EXERCISE REQUIREMENTS:
Only the lines holding the string "this" are needed. Copy each one.

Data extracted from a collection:
════

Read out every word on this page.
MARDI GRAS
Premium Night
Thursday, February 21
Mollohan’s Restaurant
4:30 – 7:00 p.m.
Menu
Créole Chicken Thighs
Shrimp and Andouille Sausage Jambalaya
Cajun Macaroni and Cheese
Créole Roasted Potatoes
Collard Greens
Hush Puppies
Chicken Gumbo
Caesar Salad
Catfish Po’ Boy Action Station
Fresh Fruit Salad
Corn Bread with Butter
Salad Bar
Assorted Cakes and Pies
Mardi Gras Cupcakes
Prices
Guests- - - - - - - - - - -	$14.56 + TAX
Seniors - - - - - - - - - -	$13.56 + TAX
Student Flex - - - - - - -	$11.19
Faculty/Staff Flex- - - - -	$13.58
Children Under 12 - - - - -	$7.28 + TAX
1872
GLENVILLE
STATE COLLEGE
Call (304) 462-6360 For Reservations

════

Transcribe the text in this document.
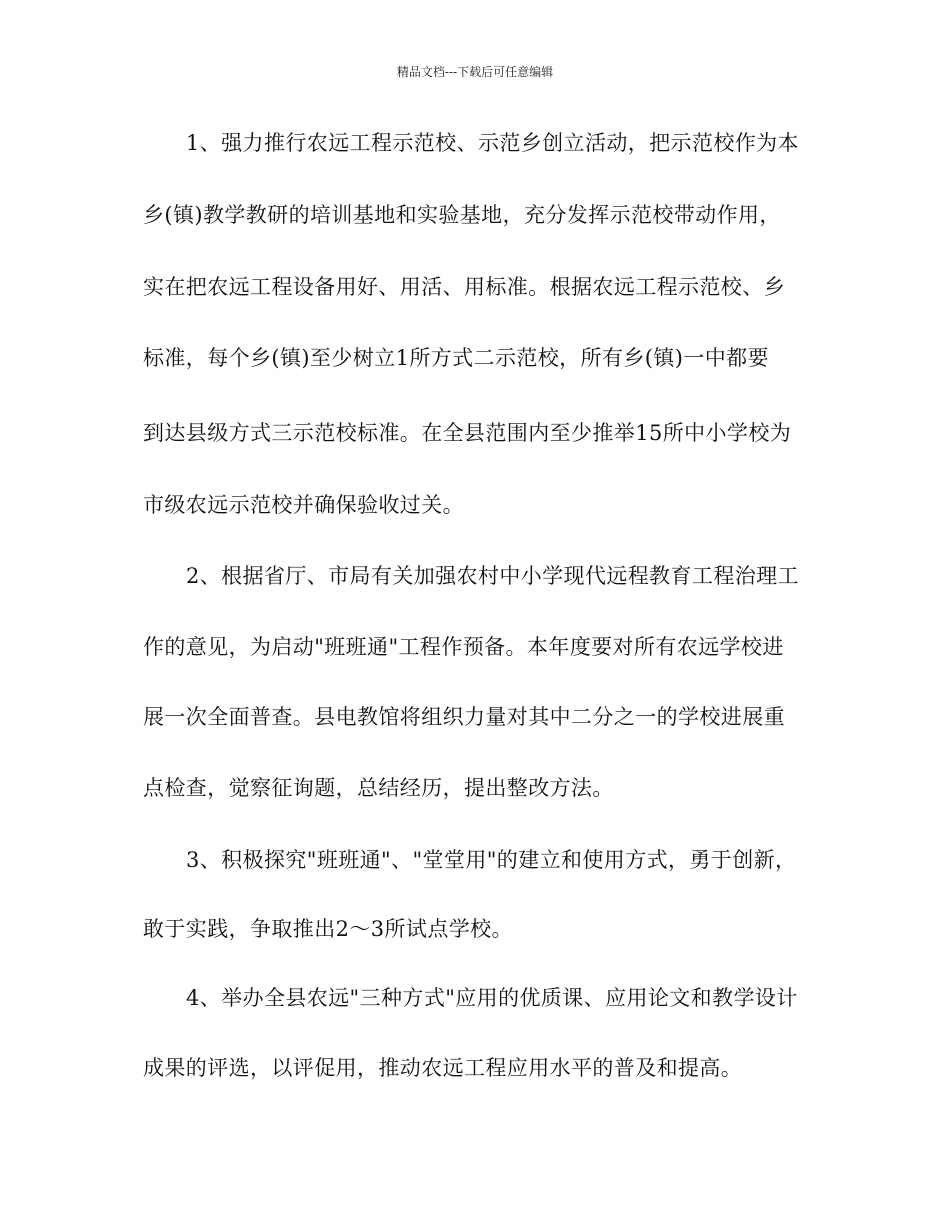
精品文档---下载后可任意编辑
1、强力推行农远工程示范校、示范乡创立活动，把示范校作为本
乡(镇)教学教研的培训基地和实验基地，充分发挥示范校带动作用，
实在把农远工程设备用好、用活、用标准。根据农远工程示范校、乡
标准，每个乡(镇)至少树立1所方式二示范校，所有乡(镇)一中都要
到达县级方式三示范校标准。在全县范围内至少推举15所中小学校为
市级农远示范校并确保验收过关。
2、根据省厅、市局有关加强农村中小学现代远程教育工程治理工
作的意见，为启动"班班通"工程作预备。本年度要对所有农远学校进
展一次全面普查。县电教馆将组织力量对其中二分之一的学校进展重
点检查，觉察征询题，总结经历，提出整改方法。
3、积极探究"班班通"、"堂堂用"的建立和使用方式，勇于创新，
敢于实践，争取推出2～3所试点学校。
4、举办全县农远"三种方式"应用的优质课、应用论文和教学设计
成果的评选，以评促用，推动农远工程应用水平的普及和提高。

════

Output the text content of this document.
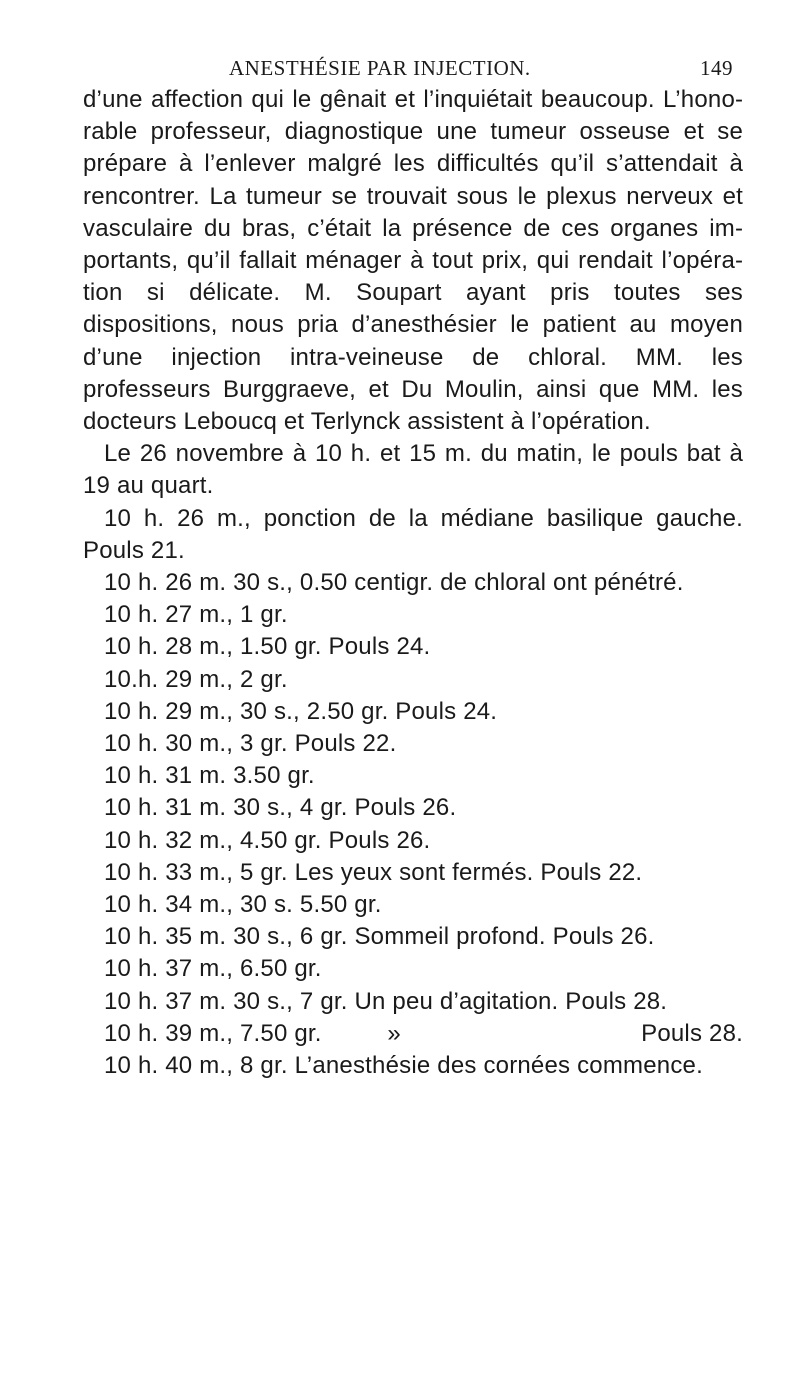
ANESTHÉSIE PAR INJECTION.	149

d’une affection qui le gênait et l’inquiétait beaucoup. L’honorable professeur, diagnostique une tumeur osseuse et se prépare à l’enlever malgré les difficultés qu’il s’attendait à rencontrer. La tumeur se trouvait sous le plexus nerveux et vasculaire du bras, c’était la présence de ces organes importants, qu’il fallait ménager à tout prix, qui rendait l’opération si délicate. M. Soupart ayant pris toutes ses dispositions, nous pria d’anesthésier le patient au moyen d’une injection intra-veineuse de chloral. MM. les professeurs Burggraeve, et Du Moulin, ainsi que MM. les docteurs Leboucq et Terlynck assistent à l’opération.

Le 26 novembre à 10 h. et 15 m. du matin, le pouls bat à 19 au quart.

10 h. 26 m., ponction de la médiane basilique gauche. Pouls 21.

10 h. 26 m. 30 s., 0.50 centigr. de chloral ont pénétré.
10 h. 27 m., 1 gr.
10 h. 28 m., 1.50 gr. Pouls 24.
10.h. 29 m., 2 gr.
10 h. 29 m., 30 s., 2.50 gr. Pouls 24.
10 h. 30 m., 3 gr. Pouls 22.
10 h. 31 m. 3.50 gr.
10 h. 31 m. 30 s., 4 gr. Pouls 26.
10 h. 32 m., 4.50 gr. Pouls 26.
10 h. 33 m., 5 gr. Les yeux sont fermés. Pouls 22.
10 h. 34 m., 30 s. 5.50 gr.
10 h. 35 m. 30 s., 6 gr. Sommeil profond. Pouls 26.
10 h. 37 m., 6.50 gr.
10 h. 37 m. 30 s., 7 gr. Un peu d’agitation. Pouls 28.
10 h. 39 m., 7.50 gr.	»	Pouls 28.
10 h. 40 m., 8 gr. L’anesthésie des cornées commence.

════

ANSWER TO THE PROBLEM:
Read out every word on this page.
Transcribe the text in this document.
Output the text content of this document.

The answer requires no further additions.